Stored records
==*==
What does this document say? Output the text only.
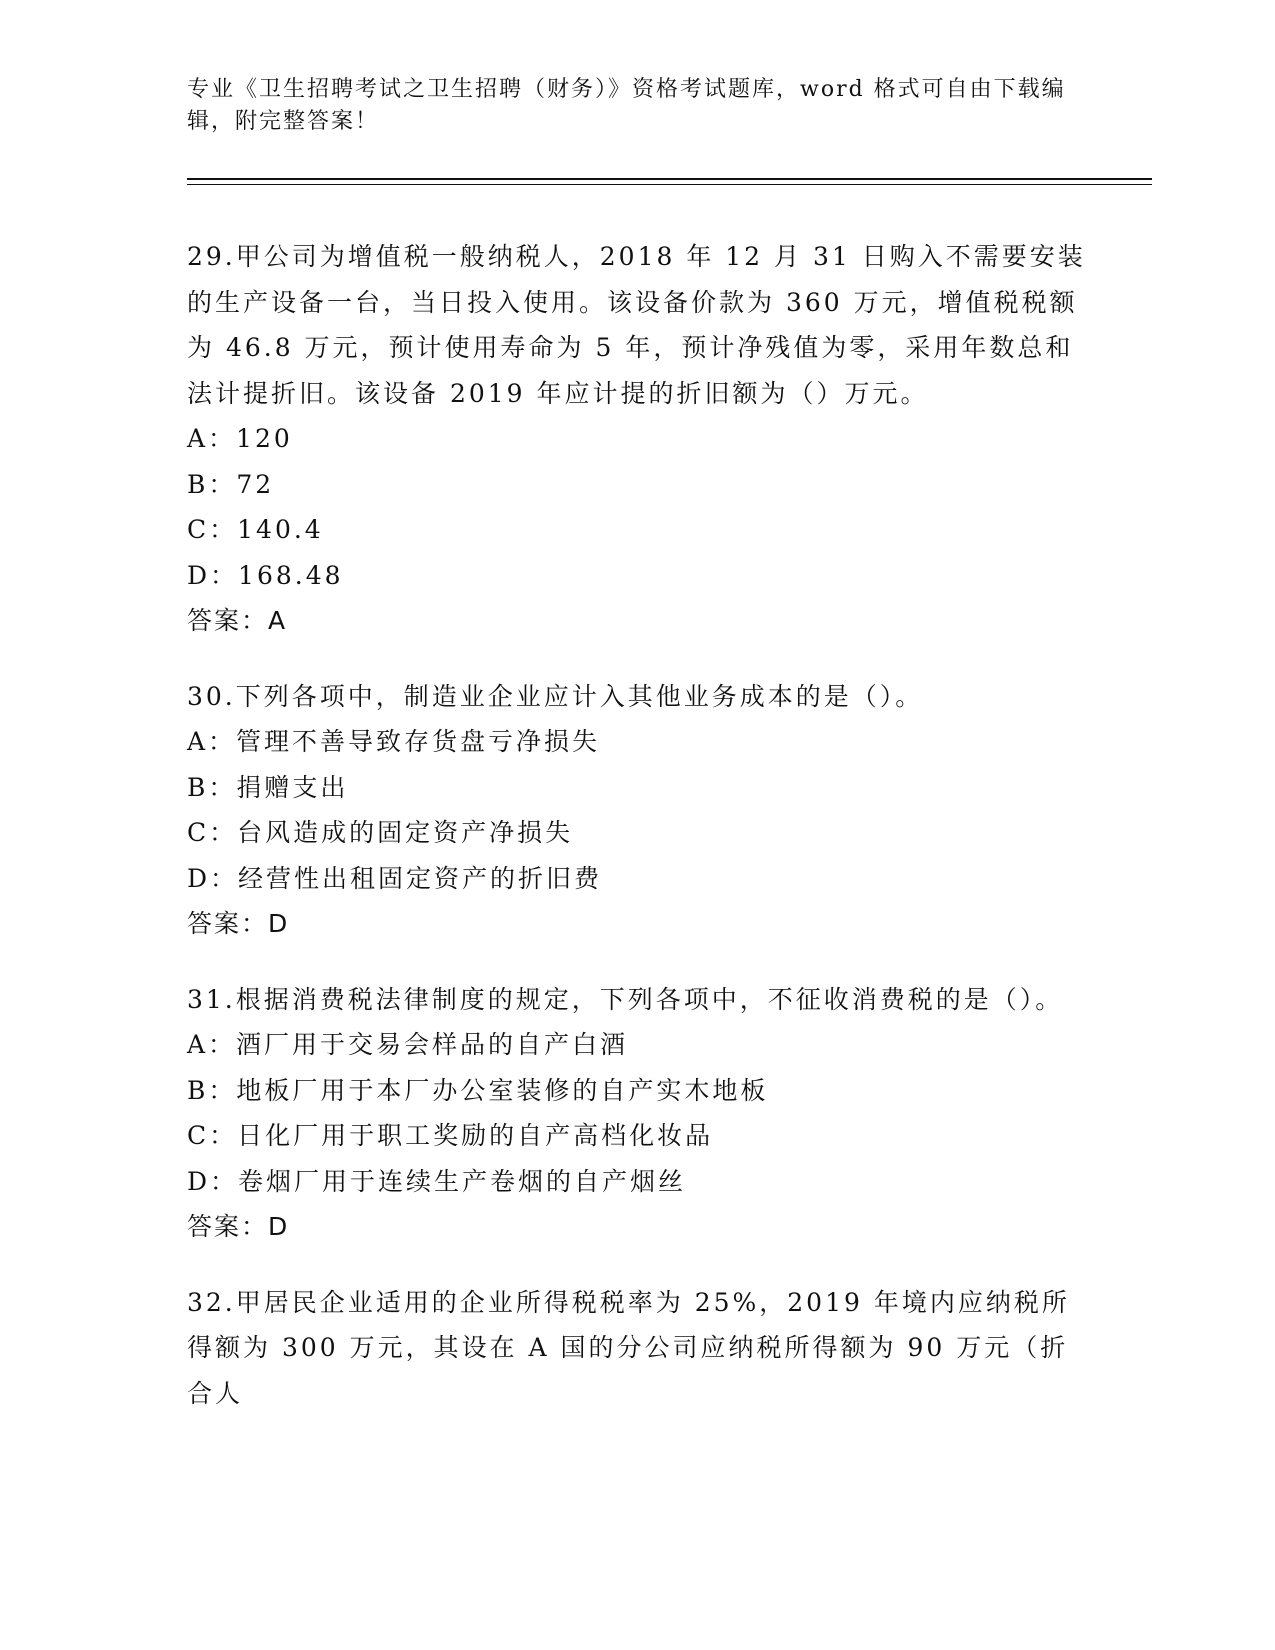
专业《卫生招聘考试之卫生招聘（财务）》资格考试题库，word 格式可自由下载编辑，附完整答案！
29.甲公司为增值税一般纳税人，2018 年 12 月 31 日购入不需要安装的生产设备一台，当日投入使用。该设备价款为 360 万元，增值税税额为 46.8 万元，预计使用寿命为 5 年，预计净残值为零，采用年数总和法计提折旧。该设备 2019 年应计提的折旧额为（）万元。
A：120
B：72
C：140.4
D：168.48
答案：A
30.下列各项中，制造业企业应计入其他业务成本的是（）。
A：管理不善导致存货盘亏净损失
B：捐赠支出
C：台风造成的固定资产净损失
D：经营性出租固定资产的折旧费
答案：D
31.根据消费税法律制度的规定，下列各项中，不征收消费税的是（）。
A：酒厂用于交易会样品的自产白酒
B：地板厂用于本厂办公室装修的自产实木地板
C：日化厂用于职工奖励的自产高档化妆品
D：卷烟厂用于连续生产卷烟的自产烟丝
答案：D
32.甲居民企业适用的企业所得税税率为 25%，2019 年境内应纳税所得额为 300 万元，其设在 A 国的分公司应纳税所得额为 90 万元（折合人
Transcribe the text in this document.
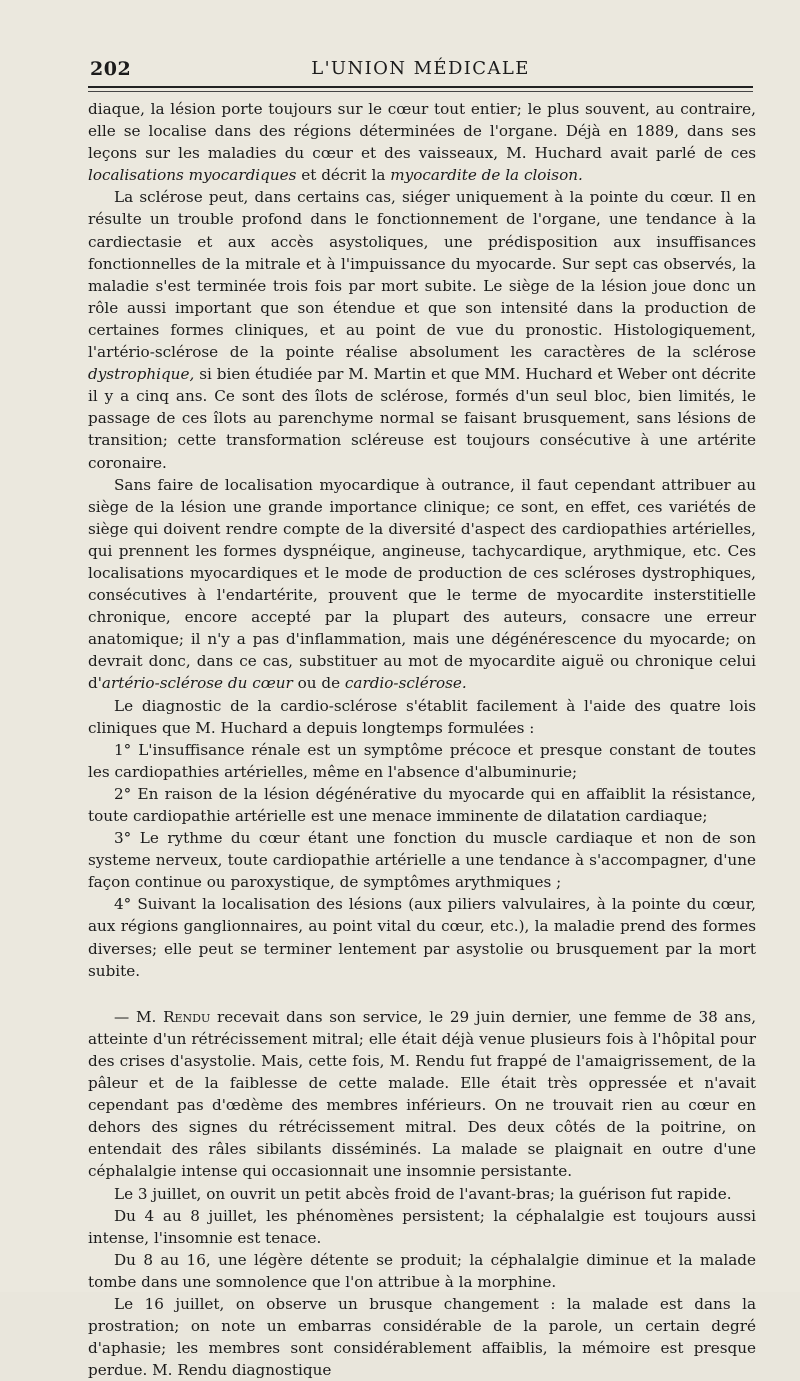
202	L'UNION MÉDICALE

diaque, la lésion porte toujours sur le cœur tout entier; le plus souvent, au contraire, elle se localise dans des régions déterminées de l'organe. Déjà en 1889, dans ses leçons sur les maladies du cœur et des vaisseaux, M. Huchard avait parlé de ces localisations myocardiques et décrit la myocardite de la cloison.

La sclérose peut, dans certains cas, siéger uniquement à la pointe du cœur. Il en résulte un trouble profond dans le fonctionnement de l'organe, une tendance à la cardiectasie et aux accès asystoliques, une prédisposition aux insuffisances fonctionnelles de la mitrale et à l'impuissance du myocarde. Sur sept cas observés, la maladie s'est terminée trois fois par mort subite. Le siège de la lésion joue donc un rôle aussi important que son étendue et que son intensité dans la production de certaines formes cliniques, et au point de vue du pronostic. Histologiquement, l'artério-sclérose de la pointe réalise absolument les caractères de la sclérose dystrophique, si bien étudiée par M. Martin et que MM. Huchard et Weber ont décrite il y a cinq ans. Ce sont des îlots de sclérose, formés d'un seul bloc, bien limités, le passage de ces îlots au parenchyme normal se faisant brusquement, sans lésions de transition; cette transformation scléreuse est toujours consécutive à une artérite coronaire.

Sans faire de localisation myocardique à outrance, il faut cependant attribuer au siège de la lésion une grande importance clinique; ce sont, en effet, ces variétés de siège qui doivent rendre compte de la diversité d'aspect des cardiopathies artérielles, qui prennent les formes dyspnéique, angineuse, tachycardique, arythmique, etc. Ces localisations myocardiques et le mode de production de ces scléroses dystrophiques, consécutives à l'endartérite, prouvent que le terme de myocardite insterstitielle chronique, encore accepté par la plupart des auteurs, consacre une erreur anatomique; il n'y a pas d'inflammation, mais une dégénérescence du myocarde; on devrait donc, dans ce cas, substituer au mot de myocardite aiguë ou chronique celui d'artério-sclérose du cœur ou de cardio-sclérose.

Le diagnostic de la cardio-sclérose s'établit facilement à l'aide des quatre lois cliniques que M. Huchard a depuis longtemps formulées :

1° L'insuffisance rénale est un symptôme précoce et presque constant de toutes les cardiopathies artérielles, même en l'absence d'albuminurie;

2° En raison de la lésion dégénérative du myocarde qui en affaiblit la résistance, toute cardiopathie artérielle est une menace imminente de dilatation cardiaque;

3° Le rythme du cœur étant une fonction du muscle cardiaque et non de son systeme nerveux, toute cardiopathie artérielle a une tendance à s'accompagner, d'une façon continue ou paroxystique, de symptômes arythmiques ;

4° Suivant la localisation des lésions (aux piliers valvulaires, à la pointe du cœur, aux régions ganglionnaires, au point vital du cœur, etc.), la maladie prend des formes diverses; elle peut se terminer lentement par asystolie ou brusquement par la mort subite.

— M. Rendu recevait dans son service, le 29 juin dernier, une femme de 38 ans, atteinte d'un rétrécissement mitral; elle était déjà venue plusieurs fois à l'hôpital pour des crises d'asystolie. Mais, cette fois, M. Rendu fut frappé de l'amaigrissement, de la pâleur et de la faiblesse de cette malade. Elle était très oppressée et n'avait cependant pas d'œdème des membres inférieurs. On ne trouvait rien au cœur en dehors des signes du rétrécissement mitral. Des deux côtés de la poitrine, on entendait des râles sibilants disséminés. La malade se plaignait en outre d'une céphalalgie intense qui occasionnait une insomnie persistante.

Le 3 juillet, on ouvrit un petit abcès froid de l'avant-bras; la guérison fut rapide.

Du 4 au 8 juillet, les phénomènes persistent; la céphalalgie est toujours aussi intense, l'insomnie est tenace.

Du 8 au 16, une légère détente se produit; la céphalalgie diminue et la malade tombe dans une somnolence que l'on attribue à la morphine.

Le 16 juillet, on observe un brusque changement : la malade est dans la prostration; on note un embarras considérable de la parole, un certain degré d'aphasie; les membres sont considérablement affaiblis, la mémoire est presque perdue. M. Rendu diagnostique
==*==
Copy down every line of the entries containing the word "avait".

diaque, la lésion porte toujours sur le cœur tout entier; le plus souvent, au contraire, elle se localise dans des régions déterminées de l'organe. Déjà en 1889, dans ses leçons sur les maladies du cœur et des vaisseaux, M. Huchard avait parlé de ces localisations myocardiques et décrit la myocardite de la cloison.
— M. Rendu recevait dans son service, le 29 juin dernier, une femme de 38 ans, atteinte d'un rétrécissement mitral; elle était déjà venue plusieurs fois à l'hôpital pour des crises d'asystolie. Mais, cette fois, M. Rendu fut frappé de l'amaigrissement, de la pâleur et de la faiblesse de cette malade. Elle était très oppressée et n'avait cependant pas d'œdème des membres inférieurs. On ne trouvait rien au cœur en dehors des signes du rétrécissement mitral. Des deux côtés de la poitrine, on entendait des râles sibilants disséminés. La malade se plaignait en outre d'une céphalalgie intense qui occasionnait une insomnie persistante.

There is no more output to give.